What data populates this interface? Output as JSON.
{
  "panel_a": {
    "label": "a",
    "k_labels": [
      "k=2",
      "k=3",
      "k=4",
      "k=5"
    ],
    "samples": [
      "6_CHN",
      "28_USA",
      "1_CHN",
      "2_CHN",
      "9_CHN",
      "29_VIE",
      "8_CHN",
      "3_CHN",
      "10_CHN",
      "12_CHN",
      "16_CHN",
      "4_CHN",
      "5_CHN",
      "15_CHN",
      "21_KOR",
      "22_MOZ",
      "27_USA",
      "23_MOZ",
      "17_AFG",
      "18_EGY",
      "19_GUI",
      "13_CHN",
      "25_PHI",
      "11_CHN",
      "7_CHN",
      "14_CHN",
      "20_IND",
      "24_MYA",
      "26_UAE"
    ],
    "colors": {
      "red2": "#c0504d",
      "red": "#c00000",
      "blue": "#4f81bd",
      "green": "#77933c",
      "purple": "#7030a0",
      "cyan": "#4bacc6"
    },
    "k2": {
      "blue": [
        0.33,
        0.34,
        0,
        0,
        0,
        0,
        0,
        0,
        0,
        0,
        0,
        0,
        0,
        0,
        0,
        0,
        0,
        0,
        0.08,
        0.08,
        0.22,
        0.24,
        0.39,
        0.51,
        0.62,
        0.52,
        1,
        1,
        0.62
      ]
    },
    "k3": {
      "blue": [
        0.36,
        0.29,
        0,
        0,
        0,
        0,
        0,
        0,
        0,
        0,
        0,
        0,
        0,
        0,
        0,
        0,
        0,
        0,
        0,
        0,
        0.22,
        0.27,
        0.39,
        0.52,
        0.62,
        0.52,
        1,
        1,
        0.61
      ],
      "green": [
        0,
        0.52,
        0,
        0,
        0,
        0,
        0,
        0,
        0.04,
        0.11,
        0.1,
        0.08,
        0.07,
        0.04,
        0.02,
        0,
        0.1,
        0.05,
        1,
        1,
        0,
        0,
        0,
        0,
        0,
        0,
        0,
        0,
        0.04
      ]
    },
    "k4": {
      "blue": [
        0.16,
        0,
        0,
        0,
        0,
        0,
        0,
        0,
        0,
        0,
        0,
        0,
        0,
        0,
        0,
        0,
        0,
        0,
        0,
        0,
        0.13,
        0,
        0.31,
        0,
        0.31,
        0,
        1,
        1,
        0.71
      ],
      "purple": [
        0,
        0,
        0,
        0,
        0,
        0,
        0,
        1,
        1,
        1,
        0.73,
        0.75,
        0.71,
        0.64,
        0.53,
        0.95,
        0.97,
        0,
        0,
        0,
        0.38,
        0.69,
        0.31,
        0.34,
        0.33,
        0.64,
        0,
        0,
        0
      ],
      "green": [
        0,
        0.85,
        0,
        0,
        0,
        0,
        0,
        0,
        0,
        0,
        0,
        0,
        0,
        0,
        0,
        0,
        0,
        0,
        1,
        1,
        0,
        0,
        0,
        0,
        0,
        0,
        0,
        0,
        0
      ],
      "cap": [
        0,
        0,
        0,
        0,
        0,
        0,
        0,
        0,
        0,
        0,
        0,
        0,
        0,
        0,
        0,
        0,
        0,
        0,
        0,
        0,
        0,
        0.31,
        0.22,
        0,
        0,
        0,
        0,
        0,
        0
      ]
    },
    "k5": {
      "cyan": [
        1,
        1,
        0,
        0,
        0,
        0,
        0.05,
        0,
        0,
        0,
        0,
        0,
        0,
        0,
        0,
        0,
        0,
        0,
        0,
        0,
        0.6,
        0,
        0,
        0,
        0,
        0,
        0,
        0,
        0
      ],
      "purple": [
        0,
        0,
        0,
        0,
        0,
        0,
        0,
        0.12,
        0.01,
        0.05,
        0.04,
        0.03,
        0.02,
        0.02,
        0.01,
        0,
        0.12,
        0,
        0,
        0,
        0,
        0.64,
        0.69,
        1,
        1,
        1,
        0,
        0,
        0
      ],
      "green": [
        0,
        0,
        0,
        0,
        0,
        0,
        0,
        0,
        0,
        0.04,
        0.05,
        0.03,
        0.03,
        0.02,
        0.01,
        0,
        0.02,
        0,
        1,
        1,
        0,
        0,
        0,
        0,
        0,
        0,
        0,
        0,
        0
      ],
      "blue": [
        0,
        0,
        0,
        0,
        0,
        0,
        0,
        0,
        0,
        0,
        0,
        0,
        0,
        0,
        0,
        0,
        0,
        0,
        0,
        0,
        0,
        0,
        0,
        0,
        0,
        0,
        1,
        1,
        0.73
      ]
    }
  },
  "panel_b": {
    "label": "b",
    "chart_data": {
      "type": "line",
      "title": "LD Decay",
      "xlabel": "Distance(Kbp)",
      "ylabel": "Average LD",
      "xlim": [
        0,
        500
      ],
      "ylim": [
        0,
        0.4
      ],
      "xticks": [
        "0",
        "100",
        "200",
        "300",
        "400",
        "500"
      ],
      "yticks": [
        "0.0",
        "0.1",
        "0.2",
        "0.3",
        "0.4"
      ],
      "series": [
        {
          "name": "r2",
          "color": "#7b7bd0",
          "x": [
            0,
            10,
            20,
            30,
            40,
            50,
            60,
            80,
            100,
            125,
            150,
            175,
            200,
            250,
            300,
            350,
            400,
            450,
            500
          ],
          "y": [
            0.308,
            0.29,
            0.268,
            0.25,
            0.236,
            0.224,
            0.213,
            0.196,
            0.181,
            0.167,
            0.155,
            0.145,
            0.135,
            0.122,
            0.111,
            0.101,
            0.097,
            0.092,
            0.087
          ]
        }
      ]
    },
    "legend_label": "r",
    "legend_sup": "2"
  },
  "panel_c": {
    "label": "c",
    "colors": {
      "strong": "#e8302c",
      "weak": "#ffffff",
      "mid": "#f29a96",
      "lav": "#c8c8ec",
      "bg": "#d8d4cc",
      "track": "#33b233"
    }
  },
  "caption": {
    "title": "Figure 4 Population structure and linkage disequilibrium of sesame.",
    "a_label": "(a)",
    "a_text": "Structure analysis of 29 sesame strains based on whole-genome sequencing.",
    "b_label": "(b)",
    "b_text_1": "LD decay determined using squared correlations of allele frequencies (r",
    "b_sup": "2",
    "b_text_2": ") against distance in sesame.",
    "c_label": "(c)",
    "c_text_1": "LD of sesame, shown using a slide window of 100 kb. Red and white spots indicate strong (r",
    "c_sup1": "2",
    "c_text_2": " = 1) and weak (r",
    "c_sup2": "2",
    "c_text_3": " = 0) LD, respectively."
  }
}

▶ EXERCISE BRIEF: Search the listing above for lines containing "using", and copy them.

▶ ANSWER FOR THIS EXERCISE:
    "b_text_1": "LD decay determined using squared correlations of allele frequencies (r",
    "c_text_1": "LD of sesame, shown using a slide window of 100 kb. Red and white spots indicate strong (r",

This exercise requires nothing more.